▸ Challenge:
In the data that follows, count every line holding the string "产品经环氧乙烷灭菌" and give the count alone.

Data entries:
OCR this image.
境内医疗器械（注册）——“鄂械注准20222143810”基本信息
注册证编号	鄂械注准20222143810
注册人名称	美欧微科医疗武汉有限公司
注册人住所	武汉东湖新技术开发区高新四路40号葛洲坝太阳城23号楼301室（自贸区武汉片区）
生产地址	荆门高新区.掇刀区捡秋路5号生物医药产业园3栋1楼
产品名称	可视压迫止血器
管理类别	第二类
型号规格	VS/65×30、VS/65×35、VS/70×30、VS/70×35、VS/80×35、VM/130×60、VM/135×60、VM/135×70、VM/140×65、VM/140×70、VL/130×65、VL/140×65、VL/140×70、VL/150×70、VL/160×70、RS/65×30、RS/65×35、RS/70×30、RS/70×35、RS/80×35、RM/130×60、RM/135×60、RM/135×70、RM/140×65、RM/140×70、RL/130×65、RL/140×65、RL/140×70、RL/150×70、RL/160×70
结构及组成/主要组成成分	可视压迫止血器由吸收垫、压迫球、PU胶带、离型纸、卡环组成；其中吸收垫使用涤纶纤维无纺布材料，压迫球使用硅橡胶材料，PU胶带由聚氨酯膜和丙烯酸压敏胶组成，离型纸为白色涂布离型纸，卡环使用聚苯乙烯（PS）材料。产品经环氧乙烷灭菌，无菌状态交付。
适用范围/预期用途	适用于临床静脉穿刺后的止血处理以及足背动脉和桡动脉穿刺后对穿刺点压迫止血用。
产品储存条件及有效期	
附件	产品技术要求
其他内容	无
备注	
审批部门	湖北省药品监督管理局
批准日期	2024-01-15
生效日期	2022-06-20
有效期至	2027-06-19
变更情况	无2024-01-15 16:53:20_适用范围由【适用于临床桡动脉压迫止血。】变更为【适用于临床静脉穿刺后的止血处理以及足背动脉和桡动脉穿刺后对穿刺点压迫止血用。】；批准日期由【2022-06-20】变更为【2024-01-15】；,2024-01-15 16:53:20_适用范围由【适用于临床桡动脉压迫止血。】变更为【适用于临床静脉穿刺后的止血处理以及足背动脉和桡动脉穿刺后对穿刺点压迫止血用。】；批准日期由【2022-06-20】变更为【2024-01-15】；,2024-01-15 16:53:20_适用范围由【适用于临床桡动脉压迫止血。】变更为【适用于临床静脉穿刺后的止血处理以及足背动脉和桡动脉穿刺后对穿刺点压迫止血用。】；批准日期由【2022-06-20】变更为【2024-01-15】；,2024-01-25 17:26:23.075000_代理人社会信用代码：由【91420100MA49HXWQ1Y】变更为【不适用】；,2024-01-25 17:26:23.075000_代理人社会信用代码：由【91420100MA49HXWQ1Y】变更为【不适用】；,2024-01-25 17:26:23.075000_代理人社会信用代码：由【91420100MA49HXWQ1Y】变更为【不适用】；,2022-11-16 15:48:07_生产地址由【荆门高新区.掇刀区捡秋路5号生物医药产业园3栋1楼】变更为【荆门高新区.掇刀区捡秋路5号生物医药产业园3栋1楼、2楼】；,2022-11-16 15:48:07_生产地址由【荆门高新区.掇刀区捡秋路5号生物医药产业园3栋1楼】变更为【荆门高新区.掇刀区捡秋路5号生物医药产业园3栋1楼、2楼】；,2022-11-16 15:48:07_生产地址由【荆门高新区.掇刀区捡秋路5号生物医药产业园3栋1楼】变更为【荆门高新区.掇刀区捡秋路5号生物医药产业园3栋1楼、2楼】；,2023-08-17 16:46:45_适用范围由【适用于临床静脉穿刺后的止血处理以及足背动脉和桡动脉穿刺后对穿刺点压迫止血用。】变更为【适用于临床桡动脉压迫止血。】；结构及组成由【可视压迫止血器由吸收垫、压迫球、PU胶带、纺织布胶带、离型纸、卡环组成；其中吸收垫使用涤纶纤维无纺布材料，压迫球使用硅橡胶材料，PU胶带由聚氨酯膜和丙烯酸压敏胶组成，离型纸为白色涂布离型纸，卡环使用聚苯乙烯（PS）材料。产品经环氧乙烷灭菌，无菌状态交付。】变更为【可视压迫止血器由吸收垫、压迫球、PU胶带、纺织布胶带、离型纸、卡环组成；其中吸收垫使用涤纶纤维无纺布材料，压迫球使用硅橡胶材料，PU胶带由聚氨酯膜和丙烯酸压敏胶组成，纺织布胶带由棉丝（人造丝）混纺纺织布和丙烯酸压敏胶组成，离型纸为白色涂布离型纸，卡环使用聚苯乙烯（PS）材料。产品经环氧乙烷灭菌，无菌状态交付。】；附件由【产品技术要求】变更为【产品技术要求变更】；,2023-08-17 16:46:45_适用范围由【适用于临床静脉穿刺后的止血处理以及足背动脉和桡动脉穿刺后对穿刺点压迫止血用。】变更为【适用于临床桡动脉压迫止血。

▸ Result below:
2